__WHAT THE TASK REQUIRES__
Please set down all the lines beneath this one exactly, without the pictures.

Stored items from a collection:

[BEGIN]

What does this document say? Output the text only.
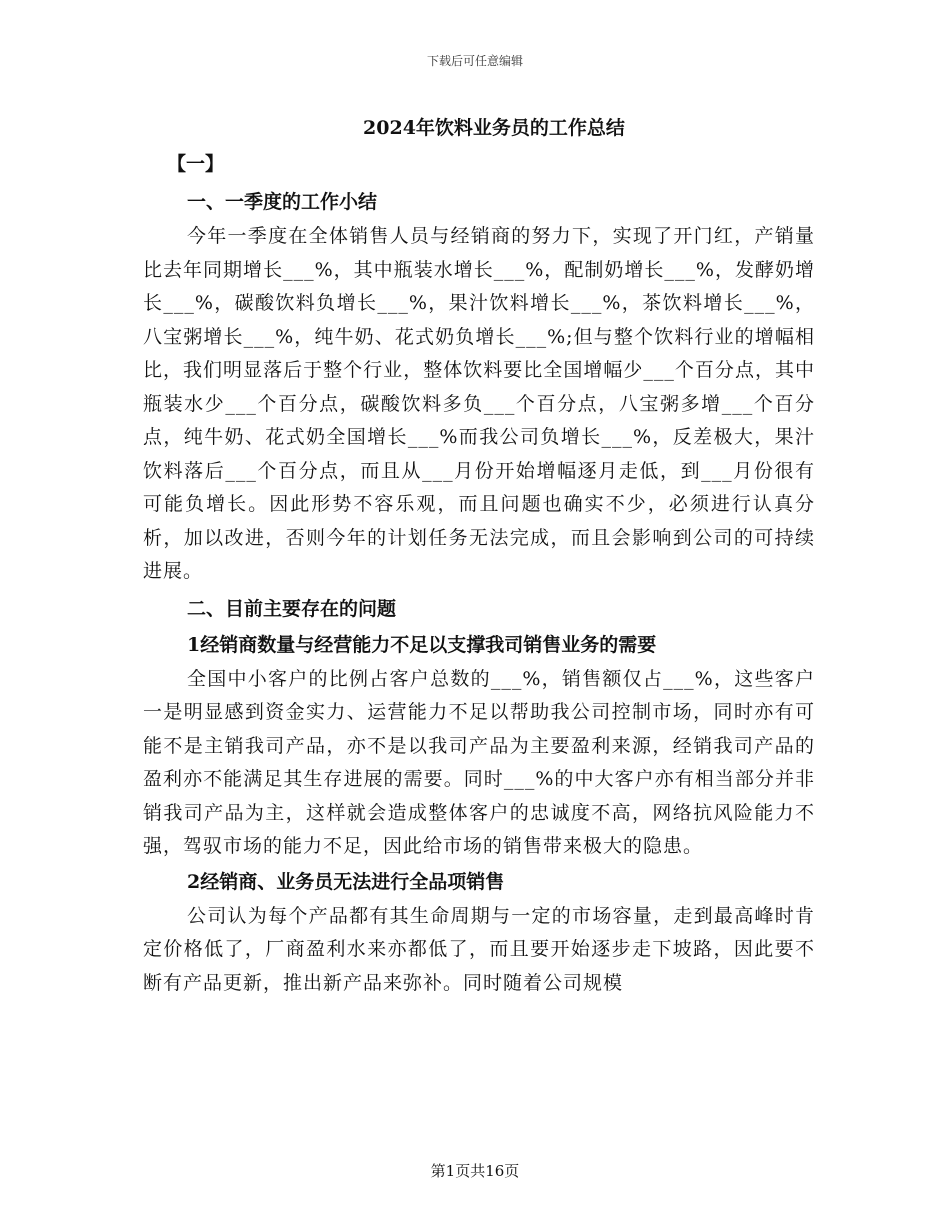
下载后可任意编辑
2024年饮料业务员的工作总结
【一】
一、一季度的工作小结

今年一季度在全体销售人员与经销商的努力下，实现了开门红，产销量比去年同期增长___%，其中瓶装水增长___%，配制奶增长___%，发酵奶增长___%，碳酸饮料负增长___%，果汁饮料增长___%，茶饮料增长___%，八宝粥增长___%，纯牛奶、花式奶负增长___%;但与整个饮料行业的增幅相比，我们明显落后于整个行业，整体饮料要比全国增幅少___个百分点，其中瓶装水少___个百分点，碳酸饮料多负___个百分点，八宝粥多增___个百分点，纯牛奶、花式奶全国增长___%而我公司负增长___%，反差极大，果汁饮料落后___个百分点，而且从___月份开始增幅逐月走低，到___月份很有可能负增长。因此形势不容乐观，而且问题也确实不少，必须进行认真分析，加以改进，否则今年的计划任务无法完成，而且会影响到公司的可持续进展。

二、目前主要存在的问题
1经销商数量与经营能力不足以支撑我司销售业务的需要

全国中小客户的比例占客户总数的___%，销售额仅占___%，这些客户一是明显感到资金实力、运营能力不足以帮助我公司控制市场，同时亦有可能不是主销我司产品，亦不是以我司产品为主要盈利来源，经销我司产品的盈利亦不能满足其生存进展的需要。同时___%的中大客户亦有相当部分并非销我司产品为主，这样就会造成整体客户的忠诚度不高，网络抗风险能力不强，驾驭市场的能力不足，因此给市场的销售带来极大的隐患。

2经销商、业务员无法进行全品项销售

公司认为每个产品都有其生命周期与一定的市场容量，走到最高峰时肯定价格低了，厂商盈利水来亦都低了，而且要开始逐步走下坡路，因此要不断有产品更新，推出新产品来弥补。同时随着公司规模

第1页共16页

[END]

__EXERCISE OUTPUT__
What does this document say? Output the text only.
下载后可任意编辑
2024年饮料业务员的工作总结
【一】
一、一季度的工作小结

今年一季度在全体销售人员与经销商的努力下，实现了开门红，产销量比去年同期增长___%，其中瓶装水增长___%，配制奶增长___%，发酵奶增长___%，碳酸饮料负增长___%，果汁饮料增长___%，茶饮料增长___%，八宝粥增长___%，纯牛奶、花式奶负增长___%;但与整个饮料行业的增幅相比，我们明显落后于整个行业，整体饮料要比全国增幅少___个百分点，其中瓶装水少___个百分点，碳酸饮料多负___个百分点，八宝粥多增___个百分点，纯牛奶、花式奶全国增长___%而我公司负增长___%，反差极大，果汁饮料落后___个百分点，而且从___月份开始增幅逐月走低，到___月份很有可能负增长。因此形势不容乐观，而且问题也确实不少，必须进行认真分析，加以改进，否则今年的计划任务无法完成，而且会影响到公司的可持续进展。

二、目前主要存在的问题
1经销商数量与经营能力不足以支撑我司销售业务的需要

全国中小客户的比例占客户总数的___%，销售额仅占___%，这些客户一是明显感到资金实力、运营能力不足以帮助我公司控制市场，同时亦有可能不是主销我司产品，亦不是以我司产品为主要盈利来源，经销我司产品的盈利亦不能满足其生存进展的需要。同时___%的中大客户亦有相当部分并非销我司产品为主，这样就会造成整体客户的忠诚度不高，网络抗风险能力不强，驾驭市场的能力不足，因此给市场的销售带来极大的隐患。

2经销商、业务员无法进行全品项销售

公司认为每个产品都有其生命周期与一定的市场容量，走到最高峰时肯定价格低了，厂商盈利水来亦都低了，而且要开始逐步走下坡路，因此要不断有产品更新，推出新产品来弥补。同时随着公司规模

第1页共16页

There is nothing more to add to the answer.